Saved data entries

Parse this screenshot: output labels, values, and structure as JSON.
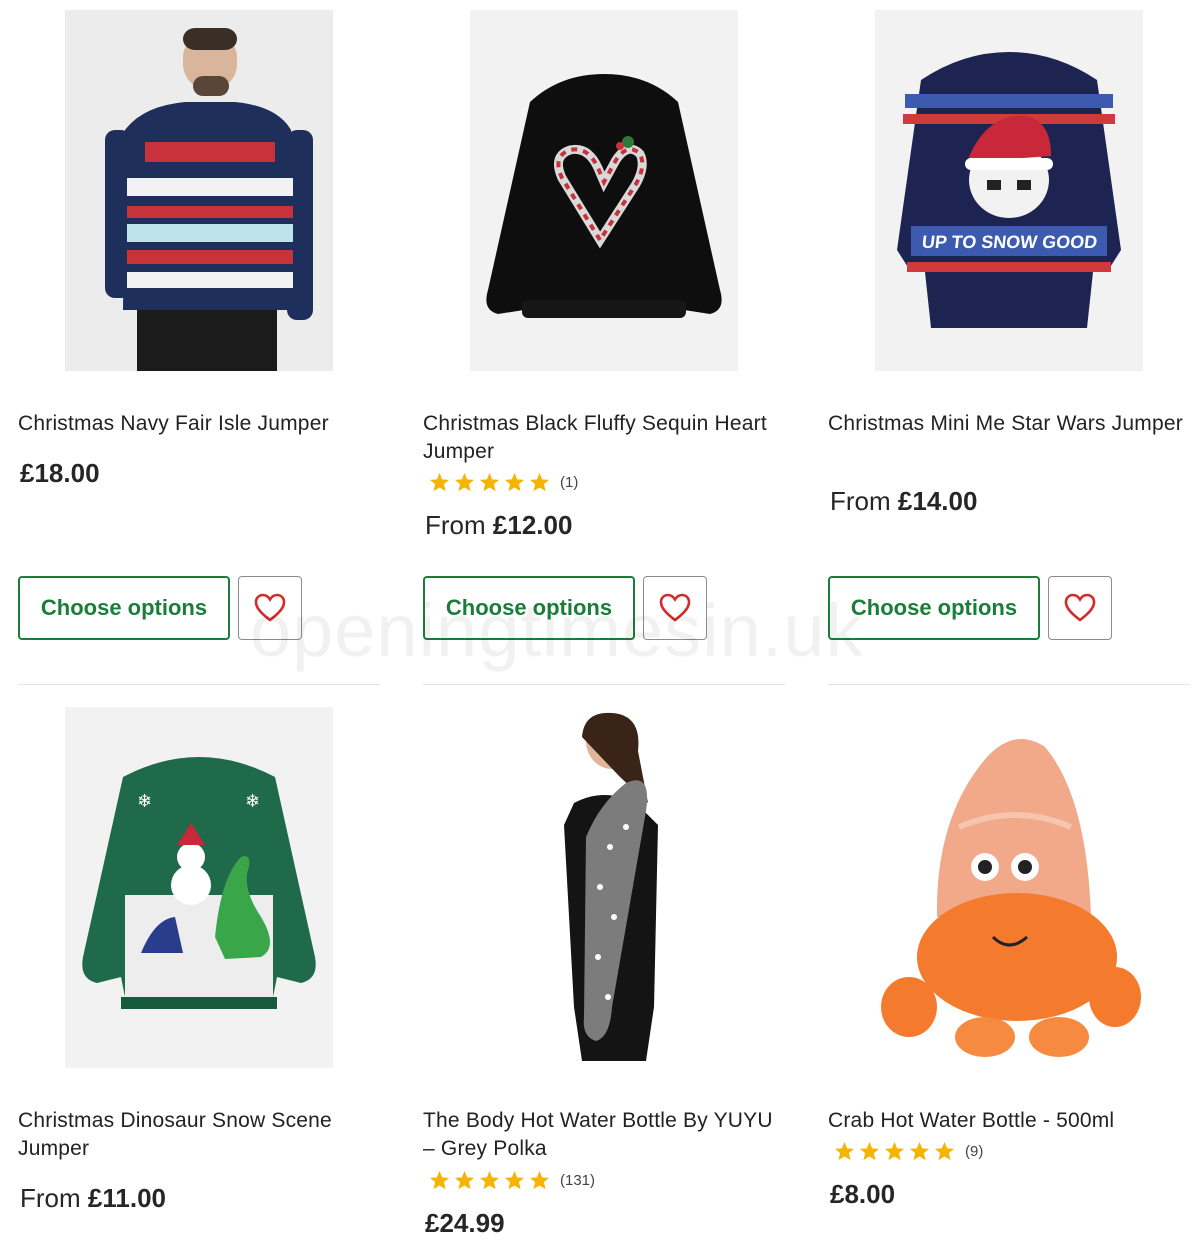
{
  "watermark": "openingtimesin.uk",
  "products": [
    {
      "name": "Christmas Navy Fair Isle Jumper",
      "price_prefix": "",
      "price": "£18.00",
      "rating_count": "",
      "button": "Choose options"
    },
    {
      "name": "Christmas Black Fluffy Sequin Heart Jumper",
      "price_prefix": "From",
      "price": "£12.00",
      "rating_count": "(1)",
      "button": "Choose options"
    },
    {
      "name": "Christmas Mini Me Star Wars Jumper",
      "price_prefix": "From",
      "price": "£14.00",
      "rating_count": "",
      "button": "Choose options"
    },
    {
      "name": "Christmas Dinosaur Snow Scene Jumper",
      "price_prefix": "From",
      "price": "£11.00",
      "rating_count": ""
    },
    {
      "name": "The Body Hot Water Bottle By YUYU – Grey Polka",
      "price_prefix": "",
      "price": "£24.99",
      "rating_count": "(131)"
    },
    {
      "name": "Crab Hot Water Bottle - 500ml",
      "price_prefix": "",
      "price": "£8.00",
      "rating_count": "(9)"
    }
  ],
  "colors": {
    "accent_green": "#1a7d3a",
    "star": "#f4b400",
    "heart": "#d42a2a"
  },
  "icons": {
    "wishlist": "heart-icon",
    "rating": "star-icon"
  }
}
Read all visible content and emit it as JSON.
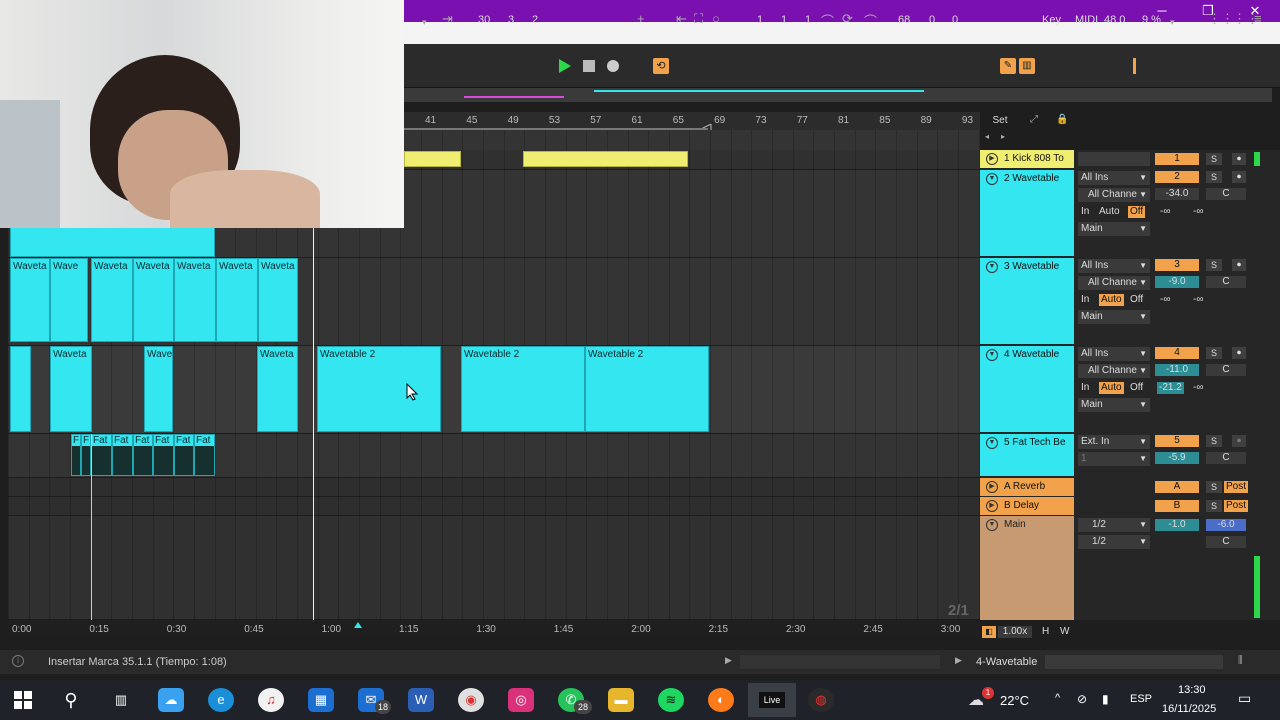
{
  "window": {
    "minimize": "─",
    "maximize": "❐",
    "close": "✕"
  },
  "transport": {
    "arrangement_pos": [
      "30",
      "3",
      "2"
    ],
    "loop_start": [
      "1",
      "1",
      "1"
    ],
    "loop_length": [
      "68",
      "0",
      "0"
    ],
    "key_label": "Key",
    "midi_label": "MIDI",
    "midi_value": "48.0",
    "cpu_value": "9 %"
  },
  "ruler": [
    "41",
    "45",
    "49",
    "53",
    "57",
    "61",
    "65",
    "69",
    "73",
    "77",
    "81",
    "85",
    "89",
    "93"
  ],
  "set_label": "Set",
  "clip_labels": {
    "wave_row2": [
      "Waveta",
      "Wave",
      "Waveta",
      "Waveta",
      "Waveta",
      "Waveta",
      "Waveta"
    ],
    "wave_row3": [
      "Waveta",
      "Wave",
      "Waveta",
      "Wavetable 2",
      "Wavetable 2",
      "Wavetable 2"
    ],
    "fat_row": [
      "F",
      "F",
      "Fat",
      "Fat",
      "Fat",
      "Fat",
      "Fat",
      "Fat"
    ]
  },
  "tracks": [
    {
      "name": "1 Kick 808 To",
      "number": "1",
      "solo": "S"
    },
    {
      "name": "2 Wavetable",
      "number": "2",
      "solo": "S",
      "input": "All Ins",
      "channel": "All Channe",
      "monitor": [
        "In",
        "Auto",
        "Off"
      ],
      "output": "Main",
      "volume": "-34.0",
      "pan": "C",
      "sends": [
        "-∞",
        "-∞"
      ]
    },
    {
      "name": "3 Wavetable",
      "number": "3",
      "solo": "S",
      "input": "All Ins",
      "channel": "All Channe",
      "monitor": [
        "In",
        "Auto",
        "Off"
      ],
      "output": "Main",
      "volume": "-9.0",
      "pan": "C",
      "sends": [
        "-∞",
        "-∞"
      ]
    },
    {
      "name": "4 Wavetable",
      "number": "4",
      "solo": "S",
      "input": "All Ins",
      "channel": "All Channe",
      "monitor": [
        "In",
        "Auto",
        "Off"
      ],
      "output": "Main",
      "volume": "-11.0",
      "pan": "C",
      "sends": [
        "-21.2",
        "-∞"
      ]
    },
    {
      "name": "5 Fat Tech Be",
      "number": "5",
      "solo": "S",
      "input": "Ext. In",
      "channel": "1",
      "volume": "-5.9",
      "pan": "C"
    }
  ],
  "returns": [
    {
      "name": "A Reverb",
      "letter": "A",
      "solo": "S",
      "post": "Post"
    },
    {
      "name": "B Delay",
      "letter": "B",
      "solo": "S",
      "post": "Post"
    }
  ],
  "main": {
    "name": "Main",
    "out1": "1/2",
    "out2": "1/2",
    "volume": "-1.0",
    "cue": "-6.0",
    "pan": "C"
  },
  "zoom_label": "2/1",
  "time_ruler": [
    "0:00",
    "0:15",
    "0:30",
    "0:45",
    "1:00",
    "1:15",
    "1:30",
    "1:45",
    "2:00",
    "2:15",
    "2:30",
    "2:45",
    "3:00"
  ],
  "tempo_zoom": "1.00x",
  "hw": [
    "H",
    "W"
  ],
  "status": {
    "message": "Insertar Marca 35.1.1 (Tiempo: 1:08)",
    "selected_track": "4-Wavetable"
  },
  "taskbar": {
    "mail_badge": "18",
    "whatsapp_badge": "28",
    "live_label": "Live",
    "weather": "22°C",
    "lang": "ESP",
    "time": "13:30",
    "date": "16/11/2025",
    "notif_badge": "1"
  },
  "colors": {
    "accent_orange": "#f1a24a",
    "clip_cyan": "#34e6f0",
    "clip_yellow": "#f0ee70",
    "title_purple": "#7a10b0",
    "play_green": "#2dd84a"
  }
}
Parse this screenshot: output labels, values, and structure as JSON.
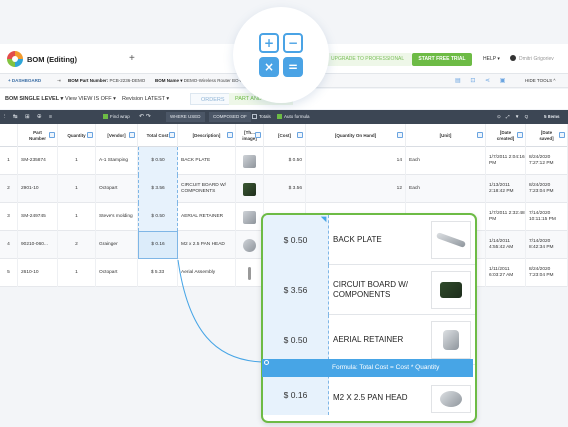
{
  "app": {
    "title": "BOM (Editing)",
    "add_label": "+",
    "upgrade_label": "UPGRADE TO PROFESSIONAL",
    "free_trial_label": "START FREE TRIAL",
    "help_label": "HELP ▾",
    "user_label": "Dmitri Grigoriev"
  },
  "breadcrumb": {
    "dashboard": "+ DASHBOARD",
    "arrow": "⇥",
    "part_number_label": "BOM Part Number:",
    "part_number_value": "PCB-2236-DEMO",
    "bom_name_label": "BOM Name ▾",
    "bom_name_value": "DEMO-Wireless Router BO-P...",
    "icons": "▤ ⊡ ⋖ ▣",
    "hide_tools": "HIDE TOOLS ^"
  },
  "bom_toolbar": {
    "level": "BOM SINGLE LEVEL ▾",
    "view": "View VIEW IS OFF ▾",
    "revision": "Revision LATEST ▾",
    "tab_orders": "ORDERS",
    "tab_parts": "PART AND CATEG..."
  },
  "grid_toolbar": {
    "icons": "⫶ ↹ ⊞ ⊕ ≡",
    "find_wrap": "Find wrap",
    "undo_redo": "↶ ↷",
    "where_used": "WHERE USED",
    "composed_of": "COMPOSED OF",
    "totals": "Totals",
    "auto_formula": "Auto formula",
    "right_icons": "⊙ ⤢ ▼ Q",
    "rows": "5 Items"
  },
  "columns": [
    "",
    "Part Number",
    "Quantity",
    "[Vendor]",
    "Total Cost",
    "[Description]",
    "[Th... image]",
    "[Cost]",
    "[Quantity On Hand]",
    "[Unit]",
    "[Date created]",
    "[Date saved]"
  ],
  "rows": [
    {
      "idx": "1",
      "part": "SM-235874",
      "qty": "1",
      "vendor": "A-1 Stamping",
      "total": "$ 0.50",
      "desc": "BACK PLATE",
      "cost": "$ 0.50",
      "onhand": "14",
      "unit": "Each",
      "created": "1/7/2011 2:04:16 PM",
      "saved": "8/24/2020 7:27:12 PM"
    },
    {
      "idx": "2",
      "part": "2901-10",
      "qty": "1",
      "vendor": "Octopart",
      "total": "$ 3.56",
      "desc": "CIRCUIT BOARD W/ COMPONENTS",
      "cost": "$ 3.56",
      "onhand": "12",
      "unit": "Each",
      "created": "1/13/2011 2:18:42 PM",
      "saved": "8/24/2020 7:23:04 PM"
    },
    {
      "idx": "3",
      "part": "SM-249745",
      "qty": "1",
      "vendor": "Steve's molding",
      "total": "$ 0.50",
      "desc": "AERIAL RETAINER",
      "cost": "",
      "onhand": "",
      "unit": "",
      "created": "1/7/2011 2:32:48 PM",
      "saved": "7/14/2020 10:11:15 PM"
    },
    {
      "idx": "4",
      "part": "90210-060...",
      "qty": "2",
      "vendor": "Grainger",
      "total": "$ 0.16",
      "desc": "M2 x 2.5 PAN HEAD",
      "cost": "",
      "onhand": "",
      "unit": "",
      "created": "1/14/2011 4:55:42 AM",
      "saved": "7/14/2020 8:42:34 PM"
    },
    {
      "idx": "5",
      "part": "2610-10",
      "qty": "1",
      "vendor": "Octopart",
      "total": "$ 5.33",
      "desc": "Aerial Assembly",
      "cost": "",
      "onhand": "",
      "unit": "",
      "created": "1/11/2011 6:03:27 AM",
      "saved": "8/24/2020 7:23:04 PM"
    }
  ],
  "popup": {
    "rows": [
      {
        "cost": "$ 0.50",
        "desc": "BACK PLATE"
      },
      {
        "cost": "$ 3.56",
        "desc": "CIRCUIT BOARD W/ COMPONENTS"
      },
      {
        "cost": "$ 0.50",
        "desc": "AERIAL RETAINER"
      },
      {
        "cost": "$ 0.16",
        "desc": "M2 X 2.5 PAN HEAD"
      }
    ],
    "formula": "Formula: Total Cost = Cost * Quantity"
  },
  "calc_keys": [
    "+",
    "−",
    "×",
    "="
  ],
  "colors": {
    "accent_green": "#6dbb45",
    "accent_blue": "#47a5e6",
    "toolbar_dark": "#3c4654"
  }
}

Task objective
List the lines that contain the word "CIRCUIT".

Result for this task
      "desc": "CIRCUIT BOARD W/ COMPONENTS",
        "desc": "CIRCUIT BOARD W/ COMPONENTS"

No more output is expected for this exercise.